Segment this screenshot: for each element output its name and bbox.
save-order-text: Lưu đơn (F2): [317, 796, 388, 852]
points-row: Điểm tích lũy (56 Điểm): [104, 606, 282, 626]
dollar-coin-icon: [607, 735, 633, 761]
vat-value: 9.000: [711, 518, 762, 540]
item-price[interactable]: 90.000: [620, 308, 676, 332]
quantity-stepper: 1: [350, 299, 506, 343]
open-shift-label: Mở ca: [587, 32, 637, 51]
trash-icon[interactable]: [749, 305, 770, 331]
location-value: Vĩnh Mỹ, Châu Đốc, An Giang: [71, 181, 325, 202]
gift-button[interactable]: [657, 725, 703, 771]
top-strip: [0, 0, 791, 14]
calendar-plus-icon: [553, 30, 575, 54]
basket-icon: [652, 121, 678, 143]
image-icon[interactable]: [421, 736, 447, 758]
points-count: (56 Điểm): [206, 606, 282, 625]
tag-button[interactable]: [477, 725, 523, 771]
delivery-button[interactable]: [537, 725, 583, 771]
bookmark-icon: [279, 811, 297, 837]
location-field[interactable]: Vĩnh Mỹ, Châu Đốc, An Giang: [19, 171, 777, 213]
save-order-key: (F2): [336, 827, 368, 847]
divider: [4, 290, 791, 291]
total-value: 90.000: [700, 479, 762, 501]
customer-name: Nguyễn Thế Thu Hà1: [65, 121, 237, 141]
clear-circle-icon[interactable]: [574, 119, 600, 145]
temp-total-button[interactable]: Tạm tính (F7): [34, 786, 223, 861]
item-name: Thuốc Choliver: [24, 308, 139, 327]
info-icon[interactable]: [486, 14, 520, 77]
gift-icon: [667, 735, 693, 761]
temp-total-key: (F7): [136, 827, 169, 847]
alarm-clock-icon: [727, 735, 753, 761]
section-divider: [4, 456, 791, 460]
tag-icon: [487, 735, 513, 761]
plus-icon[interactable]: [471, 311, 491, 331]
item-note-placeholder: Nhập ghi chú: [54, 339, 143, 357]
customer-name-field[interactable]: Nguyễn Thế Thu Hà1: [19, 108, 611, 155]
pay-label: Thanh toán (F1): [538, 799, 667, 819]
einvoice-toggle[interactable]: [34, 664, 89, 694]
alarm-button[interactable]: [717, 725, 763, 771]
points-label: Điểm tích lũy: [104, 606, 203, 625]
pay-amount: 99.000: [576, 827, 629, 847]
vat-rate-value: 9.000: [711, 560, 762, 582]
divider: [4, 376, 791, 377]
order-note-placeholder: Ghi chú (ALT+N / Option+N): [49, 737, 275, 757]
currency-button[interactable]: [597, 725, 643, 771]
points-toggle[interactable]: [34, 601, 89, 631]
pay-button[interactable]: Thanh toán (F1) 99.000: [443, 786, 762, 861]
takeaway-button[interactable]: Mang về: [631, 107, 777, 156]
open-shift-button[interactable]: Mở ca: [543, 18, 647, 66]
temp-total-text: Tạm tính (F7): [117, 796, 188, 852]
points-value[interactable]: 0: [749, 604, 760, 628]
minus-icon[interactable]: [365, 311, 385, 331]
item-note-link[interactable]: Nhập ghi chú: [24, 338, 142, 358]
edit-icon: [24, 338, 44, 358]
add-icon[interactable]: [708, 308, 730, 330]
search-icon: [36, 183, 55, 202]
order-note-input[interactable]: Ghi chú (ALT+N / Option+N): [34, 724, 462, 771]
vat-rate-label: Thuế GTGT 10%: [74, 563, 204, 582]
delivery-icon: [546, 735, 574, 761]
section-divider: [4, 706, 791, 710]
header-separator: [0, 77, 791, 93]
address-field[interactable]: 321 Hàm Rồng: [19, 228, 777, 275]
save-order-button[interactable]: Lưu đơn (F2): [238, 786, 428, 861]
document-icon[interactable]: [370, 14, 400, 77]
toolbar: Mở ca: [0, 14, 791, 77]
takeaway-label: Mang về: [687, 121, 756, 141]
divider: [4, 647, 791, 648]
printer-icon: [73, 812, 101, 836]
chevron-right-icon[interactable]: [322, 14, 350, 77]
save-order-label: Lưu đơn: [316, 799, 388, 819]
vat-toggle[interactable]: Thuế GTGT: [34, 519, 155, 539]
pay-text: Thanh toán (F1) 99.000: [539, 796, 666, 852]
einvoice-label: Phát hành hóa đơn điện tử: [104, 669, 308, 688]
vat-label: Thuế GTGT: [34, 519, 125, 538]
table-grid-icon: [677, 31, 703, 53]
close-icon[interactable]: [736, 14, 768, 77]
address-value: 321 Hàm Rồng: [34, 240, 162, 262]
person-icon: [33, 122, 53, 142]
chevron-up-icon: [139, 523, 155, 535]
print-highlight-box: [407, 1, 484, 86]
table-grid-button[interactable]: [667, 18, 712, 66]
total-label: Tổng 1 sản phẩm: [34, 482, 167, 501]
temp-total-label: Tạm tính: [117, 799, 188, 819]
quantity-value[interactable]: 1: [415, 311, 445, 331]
——————————
Rewrite every item above as a numbered list, leaving out any blank lines.

1. Segment this screenshot: for each element output its name and bbox.
2. save-order-text: Lưu đơn (F2): [317, 796, 388, 852]
3. points-row: Điểm tích lũy (56 Điểm): [104, 606, 282, 626]
4. dollar-coin-icon: [607, 735, 633, 761]
5. vat-value: 9.000: [711, 518, 762, 540]
6. item-price[interactable]: 90.000: [620, 308, 676, 332]
7. quantity-stepper: 1: [350, 299, 506, 343]
8. open-shift-label: Mở ca: [587, 32, 637, 51]
9. trash-icon[interactable]: [749, 305, 770, 331]
10. location-value: Vĩnh Mỹ, Châu Đốc, An Giang: [71, 181, 325, 202]
11. gift-button[interactable]: [657, 725, 703, 771]
12. top-strip: [0, 0, 791, 14]
13. calendar-plus-icon: [553, 30, 575, 54]
14. basket-icon: [652, 121, 678, 143]
15. image-icon[interactable]: [421, 736, 447, 758]
16. points-count: (56 Điểm): [206, 606, 282, 625]
17. tag-button[interactable]: [477, 725, 523, 771]
18. delivery-button[interactable]: [537, 725, 583, 771]
19. bookmark-icon: [279, 811, 297, 837]
20. location-field[interactable]: Vĩnh Mỹ, Châu Đốc, An Giang: [19, 171, 777, 213]
21. save-order-key: (F2): [336, 827, 368, 847]
22. divider: [4, 290, 791, 291]
23. total-value: 90.000: [700, 479, 762, 501]
24. customer-name: Nguyễn Thế Thu Hà1: [65, 121, 237, 141]
25. clear-circle-icon[interactable]: [574, 119, 600, 145]
26. temp-total-button[interactable]: Tạm tính (F7): [34, 786, 223, 861]
27. item-name: Thuốc Choliver: [24, 308, 139, 327]
28. info-icon[interactable]: [486, 14, 520, 77]
29. gift-icon: [667, 735, 693, 761]
30. temp-total-key: (F7): [136, 827, 169, 847]
31. alarm-clock-icon: [727, 735, 753, 761]
32. section-divider: [4, 456, 791, 460]
33. tag-icon: [487, 735, 513, 761]
34. plus-icon[interactable]: [471, 311, 491, 331]
35. item-note-placeholder: Nhập ghi chú: [54, 339, 143, 357]
36. customer-name-field[interactable]: Nguyễn Thế Thu Hà1: [19, 108, 611, 155]
37. pay-label: Thanh toán (F1): [538, 799, 667, 819]
38. einvoice-toggle[interactable]: [34, 664, 89, 694]
39. alarm-button[interactable]: [717, 725, 763, 771]
40. points-label: Điểm tích lũy: [104, 606, 203, 625]
41. pay-amount: 99.000: [576, 827, 629, 847]
42. vat-rate-value: 9.000: [711, 560, 762, 582]
43. divider: [4, 376, 791, 377]
44. order-note-placeholder: Ghi chú (ALT+N / Option+N): [49, 737, 275, 757]
45. currency-button[interactable]: [597, 725, 643, 771]
46. points-toggle[interactable]: [34, 601, 89, 631]
47. pay-button[interactable]: Thanh toán (F1) 99.000: [443, 786, 762, 861]
48. takeaway-button[interactable]: Mang về: [631, 107, 777, 156]
49. open-shift-button[interactable]: Mở ca: [543, 18, 647, 66]
50. temp-total-text: Tạm tính (F7): [117, 796, 188, 852]
51. points-value[interactable]: 0: [749, 604, 760, 628]
52. minus-icon[interactable]: [365, 311, 385, 331]
53. item-note-link[interactable]: Nhập ghi chú: [24, 338, 142, 358]
54. edit-icon: [24, 338, 44, 358]
55. add-icon[interactable]: [708, 308, 730, 330]
56. search-icon: [36, 183, 55, 202]
57. order-note-input[interactable]: Ghi chú (ALT+N / Option+N): [34, 724, 462, 771]
58. vat-rate-label: Thuế GTGT 10%: [74, 563, 204, 582]
59. delivery-icon: [546, 735, 574, 761]
60. section-divider: [4, 706, 791, 710]
61. header-separator: [0, 77, 791, 93]
62. address-field[interactable]: 321 Hàm Rồng: [19, 228, 777, 275]
63. save-order-button[interactable]: Lưu đơn (F2): [238, 786, 428, 861]
64. document-icon[interactable]: [370, 14, 400, 77]
65. toolbar: Mở ca: [0, 14, 791, 77]
66. takeaway-label: Mang về: [687, 121, 756, 141]
67. divider: [4, 647, 791, 648]
68. printer-icon: [73, 812, 101, 836]
69. chevron-right-icon[interactable]: [322, 14, 350, 77]
70. save-order-label: Lưu đơn: [316, 799, 388, 819]
71. vat-toggle[interactable]: Thuế GTGT: [34, 519, 155, 539]
72. pay-text: Thanh toán (F1) 99.000: [539, 796, 666, 852]
73. einvoice-label: Phát hành hóa đơn điện tử: [104, 669, 308, 688]
74. vat-label: Thuế GTGT: [34, 519, 125, 538]
75. table-grid-icon: [677, 31, 703, 53]
76. close-icon[interactable]: [736, 14, 768, 77]
77. address-value: 321 Hàm Rồng: [34, 240, 162, 262]
78. person-icon: [33, 122, 53, 142]
79. chevron-up-icon: [139, 523, 155, 535]
80. print-highlight-box: [407, 1, 484, 86]
81. table-grid-button[interactable]: [667, 18, 712, 66]
82. total-label: Tổng 1 sản phẩm: [34, 482, 167, 501]
83. temp-total-label: Tạm tính: [117, 799, 188, 819]
84. quantity-value[interactable]: 1: [415, 311, 445, 331]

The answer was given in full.